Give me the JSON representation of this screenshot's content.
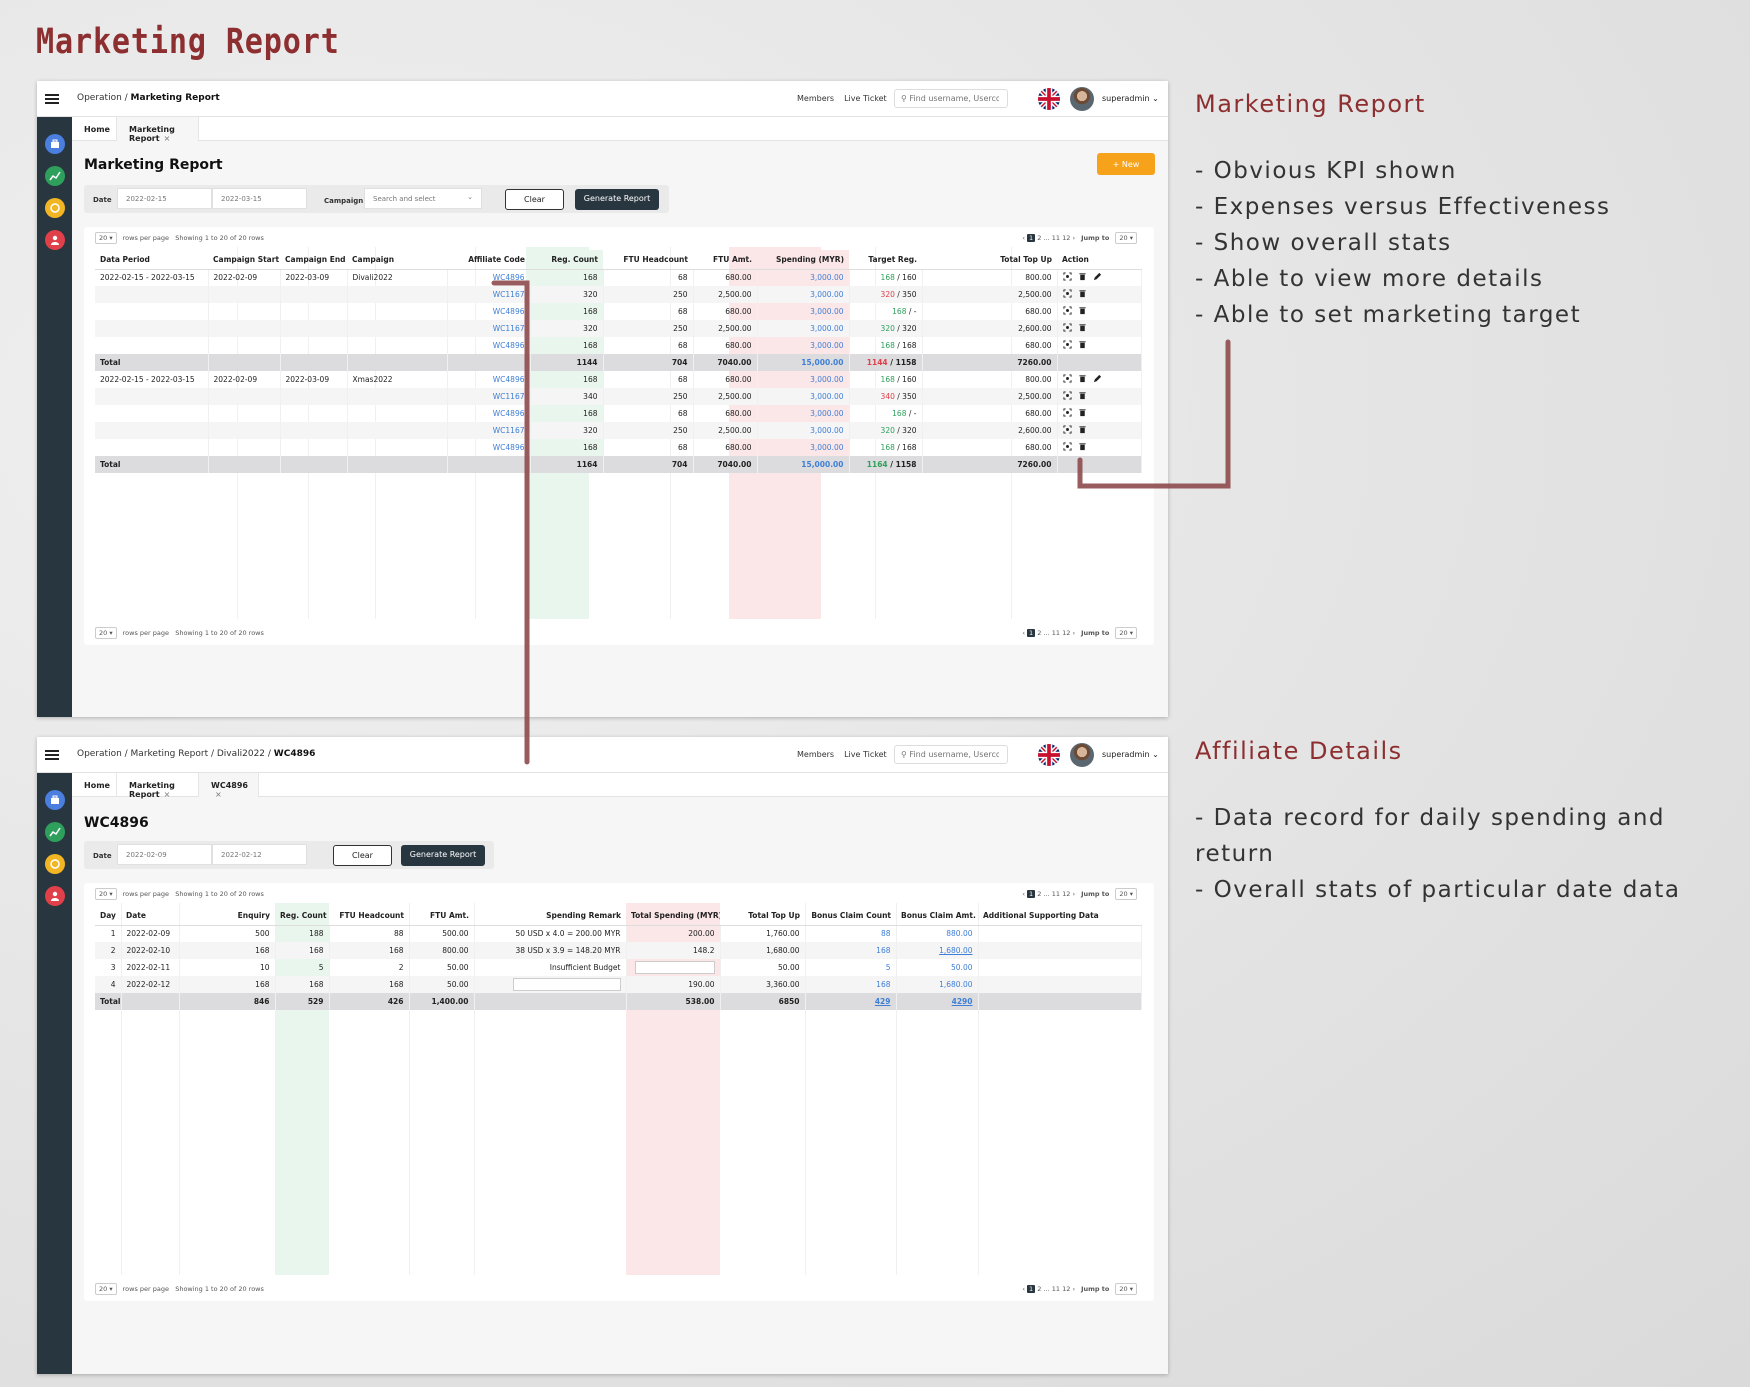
{
  "title": "Marketing Report",
  "right_panel": {
    "section1_title": "Marketing Report",
    "section1_points": [
      "- Obvious KPI shown",
      "- Expenses versus Effectiveness",
      "- Show overall stats",
      "- Able to view more details",
      "- Able to set marketing target"
    ],
    "section2_title": "Affiliate Details",
    "section2_points": [
      "- Data record for daily spending and",
      "return",
      "- Overall stats of particular date data"
    ]
  },
  "colors": {
    "accent": "#8d2f30",
    "sidebar": "#283640",
    "new_button": "#f7a21b",
    "link": "#3f7fd6",
    "green": "#2ea05c",
    "red": "#e0404a"
  },
  "topbar": {
    "members": "Members",
    "live_ticket": "Live Ticket",
    "search_placeholder": "Find username, Userco",
    "user": "superadmin"
  },
  "screen1": {
    "breadcrumb_prefix": "Operation / ",
    "breadcrumb_current": "Marketing Report",
    "tabs": [
      {
        "label": "Home"
      },
      {
        "label": "Marketing Report",
        "close": "×"
      }
    ],
    "heading": "Marketing Report",
    "new_button": "+ New",
    "filter": {
      "date_label": "Date",
      "date_from": "2022-02-15",
      "date_to": "2022-03-15",
      "campaign_label": "Campaign",
      "campaign_placeholder": "Search and select",
      "clear": "Clear",
      "generate": "Generate Report"
    },
    "pagination": {
      "rows": "20",
      "rows_label": "rows per page",
      "showing": "Showing 1 to 20 of 20 rows",
      "pages_top": [
        "1",
        "2",
        "...",
        "11",
        "12"
      ],
      "pages_bottom": [
        "1",
        "2",
        "...",
        "11",
        "12"
      ],
      "jump_label": "Jump to",
      "jump_value": "20"
    },
    "columns": [
      "Data Period",
      "Campaign Start",
      "Campaign End",
      "Campaign",
      "Affiliate Code",
      "Reg. Count",
      "FTU Headcount",
      "FTU Amt.",
      "Spending (MYR)",
      "Target Reg.",
      "Total Top Up",
      "Action"
    ],
    "rows": [
      [
        "2022-02-15 - 2022-03-15",
        "2022-02-09",
        "2022-03-09",
        "Divali2022",
        "WC4896",
        "168",
        "68",
        "680.00",
        "3,000.00",
        "168",
        "/ 160",
        "800.00"
      ],
      [
        "",
        "",
        "",
        "",
        "WC1167",
        "320",
        "250",
        "2,500.00",
        "3,000.00",
        "320",
        "/ 350",
        "2,500.00"
      ],
      [
        "",
        "",
        "",
        "",
        "WC4896",
        "168",
        "68",
        "680.00",
        "3,000.00",
        "168",
        "/ -",
        "680.00"
      ],
      [
        "",
        "",
        "",
        "",
        "WC1167",
        "320",
        "250",
        "2,500.00",
        "3,000.00",
        "320",
        "/ 320",
        "2,600.00"
      ],
      [
        "",
        "",
        "",
        "",
        "WC4896",
        "168",
        "68",
        "680.00",
        "3,000.00",
        "168",
        "/ 168",
        "680.00"
      ],
      [
        "Total",
        "",
        "",
        "",
        "",
        "1144",
        "704",
        "7040.00",
        "15,000.00",
        "1144",
        "/ 1158",
        "7260.00"
      ],
      [
        "2022-02-15 - 2022-03-15",
        "2022-02-09",
        "2022-03-09",
        "Xmas2022",
        "WC4896",
        "168",
        "68",
        "680.00",
        "3,000.00",
        "168",
        "/ 160",
        "800.00"
      ],
      [
        "",
        "",
        "",
        "",
        "WC1167",
        "340",
        "250",
        "2,500.00",
        "3,000.00",
        "340",
        "/ 350",
        "2,500.00"
      ],
      [
        "",
        "",
        "",
        "",
        "WC4896",
        "168",
        "68",
        "680.00",
        "3,000.00",
        "168",
        "/ -",
        "680.00"
      ],
      [
        "",
        "",
        "",
        "",
        "WC1167",
        "320",
        "250",
        "2,500.00",
        "3,000.00",
        "320",
        "/ 320",
        "2,600.00"
      ],
      [
        "",
        "",
        "",
        "",
        "WC4896",
        "168",
        "68",
        "680.00",
        "3,000.00",
        "168",
        "/ 168",
        "680.00"
      ],
      [
        "Total",
        "",
        "",
        "",
        "",
        "1164",
        "704",
        "7040.00",
        "15,000.00",
        "1164",
        "/ 1158",
        "7260.00"
      ]
    ],
    "target_status": [
      "green",
      "red",
      "green",
      "green",
      "green",
      "red",
      "green",
      "red",
      "green",
      "green",
      "green",
      "green"
    ]
  },
  "screen2": {
    "breadcrumb_prefix": "Operation / Marketing Report / Divali2022 / ",
    "breadcrumb_current": "WC4896",
    "tabs": [
      {
        "label": "Home"
      },
      {
        "label": "Marketing Report",
        "close": "×"
      },
      {
        "label": "WC4896",
        "close": "×"
      }
    ],
    "heading": "WC4896",
    "filter": {
      "date_label": "Date",
      "date_from": "2022-02-09",
      "date_to": "2022-02-12",
      "clear": "Clear",
      "generate": "Generate Report"
    },
    "pagination": {
      "rows": "20",
      "rows_label": "rows per page",
      "showing": "Showing 1 to 20 of 20 rows",
      "pages_top": [
        "1",
        "2",
        "...",
        "11",
        "12"
      ],
      "pages_bottom": [
        "1",
        "2",
        "...",
        "11",
        "12"
      ],
      "jump_label": "Jump to",
      "jump_value": "20"
    },
    "columns": [
      "Day",
      "Date",
      "Enquiry",
      "Reg. Count",
      "FTU Headcount",
      "FTU Amt.",
      "Spending Remark",
      "Total Spending (MYR)",
      "Total Top Up",
      "Bonus Claim Count",
      "Bonus Claim Amt.",
      "Additional Supporting Data"
    ],
    "rows": [
      [
        "1",
        "2022-02-09",
        "500",
        "188",
        "88",
        "500.00",
        "50 USD x 4.0 = 200.00 MYR",
        "200.00",
        "1,760.00",
        "88",
        "880.00",
        ""
      ],
      [
        "2",
        "2022-02-10",
        "168",
        "168",
        "168",
        "800.00",
        "38 USD x 3.9 = 148.20 MYR",
        "148.2",
        "1,680.00",
        "168",
        "1,680.00",
        ""
      ],
      [
        "3",
        "2022-02-11",
        "10",
        "5",
        "2",
        "50.00",
        "Insufficient Budget",
        "",
        "50.00",
        "5",
        "50.00",
        ""
      ],
      [
        "4",
        "2022-02-12",
        "168",
        "168",
        "168",
        "50.00",
        "",
        "190.00",
        "3,360.00",
        "168",
        "1,680.00",
        ""
      ],
      [
        "Total",
        "",
        "846",
        "529",
        "426",
        "1,400.00",
        "",
        "538.00",
        "6850",
        "429",
        "4290",
        ""
      ]
    ]
  }
}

----

- [TASK PROMPT]
Reproduce all of the data exactly; the pictures do not belong in the copy.

- [TASK OUTPUT]
Give me the JSON representation of this screenshot's content.
{
  "title": "Marketing Report",
  "right_panel": {
    "section1_title": "Marketing Report",
    "section1_points": [
      "- Obvious KPI shown",
      "- Expenses versus Effectiveness",
      "- Show overall stats",
      "- Able to view more details",
      "- Able to set marketing target"
    ],
    "section2_title": "Affiliate Details",
    "section2_points": [
      "- Data record for daily spending and",
      "return",
      "- Overall stats of particular date data"
    ]
  },
  "colors": {
    "accent": "#8d2f30",
    "sidebar": "#283640",
    "new_button": "#f7a21b",
    "link": "#3f7fd6",
    "green": "#2ea05c",
    "red": "#e0404a"
  },
  "topbar": {
    "members": "Members",
    "live_ticket": "Live Ticket",
    "search_placeholder": "Find username, Userco",
    "user": "superadmin"
  },
  "screen1": {
    "breadcrumb_prefix": "Operation / ",
    "breadcrumb_current": "Marketing Report",
    "tabs": [
      {
        "label": "Home"
      },
      {
        "label": "Marketing Report",
        "close": "×"
      }
    ],
    "heading": "Marketing Report",
    "new_button": "+ New",
    "filter": {
      "date_label": "Date",
      "date_from": "2022-02-15",
      "date_to": "2022-03-15",
      "campaign_label": "Campaign",
      "campaign_placeholder": "Search and select",
      "clear": "Clear",
      "generate": "Generate Report"
    },
    "pagination": {
      "rows": "20",
      "rows_label": "rows per page",
      "showing": "Showing 1 to 20 of 20 rows",
      "pages_top": [
        "1",
        "2",
        "...",
        "11",
        "12"
      ],
      "pages_bottom": [
        "1",
        "2",
        "...",
        "11",
        "12"
      ],
      "jump_label": "Jump to",
      "jump_value": "20"
    },
    "columns": [
      "Data Period",
      "Campaign Start",
      "Campaign End",
      "Campaign",
      "Affiliate Code",
      "Reg. Count",
      "FTU Headcount",
      "FTU Amt.",
      "Spending (MYR)",
      "Target Reg.",
      "Total Top Up",
      "Action"
    ],
    "rows": [
      [
        "2022-02-15 - 2022-03-15",
        "2022-02-09",
        "2022-03-09",
        "Divali2022",
        "WC4896",
        "168",
        "68",
        "680.00",
        "3,000.00",
        "168",
        "/ 160",
        "800.00"
      ],
      [
        "",
        "",
        "",
        "",
        "WC1167",
        "320",
        "250",
        "2,500.00",
        "3,000.00",
        "320",
        "/ 350",
        "2,500.00"
      ],
      [
        "",
        "",
        "",
        "",
        "WC4896",
        "168",
        "68",
        "680.00",
        "3,000.00",
        "168",
        "/ -",
        "680.00"
      ],
      [
        "",
        "",
        "",
        "",
        "WC1167",
        "320",
        "250",
        "2,500.00",
        "3,000.00",
        "320",
        "/ 320",
        "2,600.00"
      ],
      [
        "",
        "",
        "",
        "",
        "WC4896",
        "168",
        "68",
        "680.00",
        "3,000.00",
        "168",
        "/ 168",
        "680.00"
      ],
      [
        "Total",
        "",
        "",
        "",
        "",
        "1144",
        "704",
        "7040.00",
        "15,000.00",
        "1144",
        "/ 1158",
        "7260.00"
      ],
      [
        "2022-02-15 - 2022-03-15",
        "2022-02-09",
        "2022-03-09",
        "Xmas2022",
        "WC4896",
        "168",
        "68",
        "680.00",
        "3,000.00",
        "168",
        "/ 160",
        "800.00"
      ],
      [
        "",
        "",
        "",
        "",
        "WC1167",
        "340",
        "250",
        "2,500.00",
        "3,000.00",
        "340",
        "/ 350",
        "2,500.00"
      ],
      [
        "",
        "",
        "",
        "",
        "WC4896",
        "168",
        "68",
        "680.00",
        "3,000.00",
        "168",
        "/ -",
        "680.00"
      ],
      [
        "",
        "",
        "",
        "",
        "WC1167",
        "320",
        "250",
        "2,500.00",
        "3,000.00",
        "320",
        "/ 320",
        "2,600.00"
      ],
      [
        "",
        "",
        "",
        "",
        "WC4896",
        "168",
        "68",
        "680.00",
        "3,000.00",
        "168",
        "/ 168",
        "680.00"
      ],
      [
        "Total",
        "",
        "",
        "",
        "",
        "1164",
        "704",
        "7040.00",
        "15,000.00",
        "1164",
        "/ 1158",
        "7260.00"
      ]
    ],
    "target_status": [
      "green",
      "red",
      "green",
      "green",
      "green",
      "red",
      "green",
      "red",
      "green",
      "green",
      "green",
      "green"
    ]
  },
  "screen2": {
    "breadcrumb_prefix": "Operation / Marketing Report / Divali2022 / ",
    "breadcrumb_current": "WC4896",
    "tabs": [
      {
        "label": "Home"
      },
      {
        "label": "Marketing Report",
        "close": "×"
      },
      {
        "label": "WC4896",
        "close": "×"
      }
    ],
    "heading": "WC4896",
    "filter": {
      "date_label": "Date",
      "date_from": "2022-02-09",
      "date_to": "2022-02-12",
      "clear": "Clear",
      "generate": "Generate Report"
    },
    "pagination": {
      "rows": "20",
      "rows_label": "rows per page",
      "showing": "Showing 1 to 20 of 20 rows",
      "pages_top": [
        "1",
        "2",
        "...",
        "11",
        "12"
      ],
      "pages_bottom": [
        "1",
        "2",
        "...",
        "11",
        "12"
      ],
      "jump_label": "Jump to",
      "jump_value": "20"
    },
    "columns": [
      "Day",
      "Date",
      "Enquiry",
      "Reg. Count",
      "FTU Headcount",
      "FTU Amt.",
      "Spending Remark",
      "Total Spending (MYR)",
      "Total Top Up",
      "Bonus Claim Count",
      "Bonus Claim Amt.",
      "Additional Supporting Data"
    ],
    "rows": [
      [
        "1",
        "2022-02-09",
        "500",
        "188",
        "88",
        "500.00",
        "50 USD x 4.0 = 200.00 MYR",
        "200.00",
        "1,760.00",
        "88",
        "880.00",
        ""
      ],
      [
        "2",
        "2022-02-10",
        "168",
        "168",
        "168",
        "800.00",
        "38 USD x 3.9 = 148.20 MYR",
        "148.2",
        "1,680.00",
        "168",
        "1,680.00",
        ""
      ],
      [
        "3",
        "2022-02-11",
        "10",
        "5",
        "2",
        "50.00",
        "Insufficient Budget",
        "",
        "50.00",
        "5",
        "50.00",
        ""
      ],
      [
        "4",
        "2022-02-12",
        "168",
        "168",
        "168",
        "50.00",
        "",
        "190.00",
        "3,360.00",
        "168",
        "1,680.00",
        ""
      ],
      [
        "Total",
        "",
        "846",
        "529",
        "426",
        "1,400.00",
        "",
        "538.00",
        "6850",
        "429",
        "4290",
        ""
      ]
    ]
  }
}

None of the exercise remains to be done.